Gather the lines that hold the string "要让学生明白人的终身进展靠什么".

***

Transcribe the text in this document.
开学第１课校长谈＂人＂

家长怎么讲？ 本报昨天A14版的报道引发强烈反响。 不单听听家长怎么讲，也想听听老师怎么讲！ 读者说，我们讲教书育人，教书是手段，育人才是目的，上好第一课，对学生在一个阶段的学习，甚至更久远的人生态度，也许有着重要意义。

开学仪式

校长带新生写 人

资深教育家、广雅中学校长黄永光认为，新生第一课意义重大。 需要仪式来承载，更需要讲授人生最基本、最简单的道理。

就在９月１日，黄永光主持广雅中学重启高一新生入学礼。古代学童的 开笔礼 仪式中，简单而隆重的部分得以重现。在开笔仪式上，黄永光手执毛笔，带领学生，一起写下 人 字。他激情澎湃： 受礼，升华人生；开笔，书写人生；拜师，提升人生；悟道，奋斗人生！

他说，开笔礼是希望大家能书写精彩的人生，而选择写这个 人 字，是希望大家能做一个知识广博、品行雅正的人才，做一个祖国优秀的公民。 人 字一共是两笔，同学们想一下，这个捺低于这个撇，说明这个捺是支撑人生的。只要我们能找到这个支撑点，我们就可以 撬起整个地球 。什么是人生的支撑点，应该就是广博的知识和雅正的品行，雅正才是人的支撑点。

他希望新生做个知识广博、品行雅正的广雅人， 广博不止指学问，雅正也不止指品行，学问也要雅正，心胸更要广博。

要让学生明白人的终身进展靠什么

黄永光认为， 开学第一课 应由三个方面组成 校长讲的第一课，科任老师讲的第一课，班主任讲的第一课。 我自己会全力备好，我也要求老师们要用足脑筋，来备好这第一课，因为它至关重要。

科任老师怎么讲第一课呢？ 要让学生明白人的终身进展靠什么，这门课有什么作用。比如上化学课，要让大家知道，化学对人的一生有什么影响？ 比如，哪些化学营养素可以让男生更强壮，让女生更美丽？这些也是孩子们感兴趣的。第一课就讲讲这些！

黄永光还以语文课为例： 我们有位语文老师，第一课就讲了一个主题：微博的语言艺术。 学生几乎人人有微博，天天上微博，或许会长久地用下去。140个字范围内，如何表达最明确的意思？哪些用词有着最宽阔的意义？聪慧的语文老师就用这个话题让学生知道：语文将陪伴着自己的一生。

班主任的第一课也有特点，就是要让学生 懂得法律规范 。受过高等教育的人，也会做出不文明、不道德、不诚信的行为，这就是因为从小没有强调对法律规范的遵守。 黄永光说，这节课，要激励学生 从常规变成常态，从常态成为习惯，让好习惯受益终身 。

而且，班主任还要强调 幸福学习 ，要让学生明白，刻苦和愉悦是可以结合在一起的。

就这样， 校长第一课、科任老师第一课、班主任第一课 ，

***

> [Final result]:
要让学生明白人的终身进展靠什么
科任老师怎么讲第一课呢？ 要让学生明白人的终身进展靠什么，这门课有什么作用。比如上化学课，要让大家知道，化学对人的一生有什么影响？ 比如，哪些化学营养素可以让男生更强壮，让女生更美丽？这些也是孩子们感兴趣的。第一课就讲讲这些！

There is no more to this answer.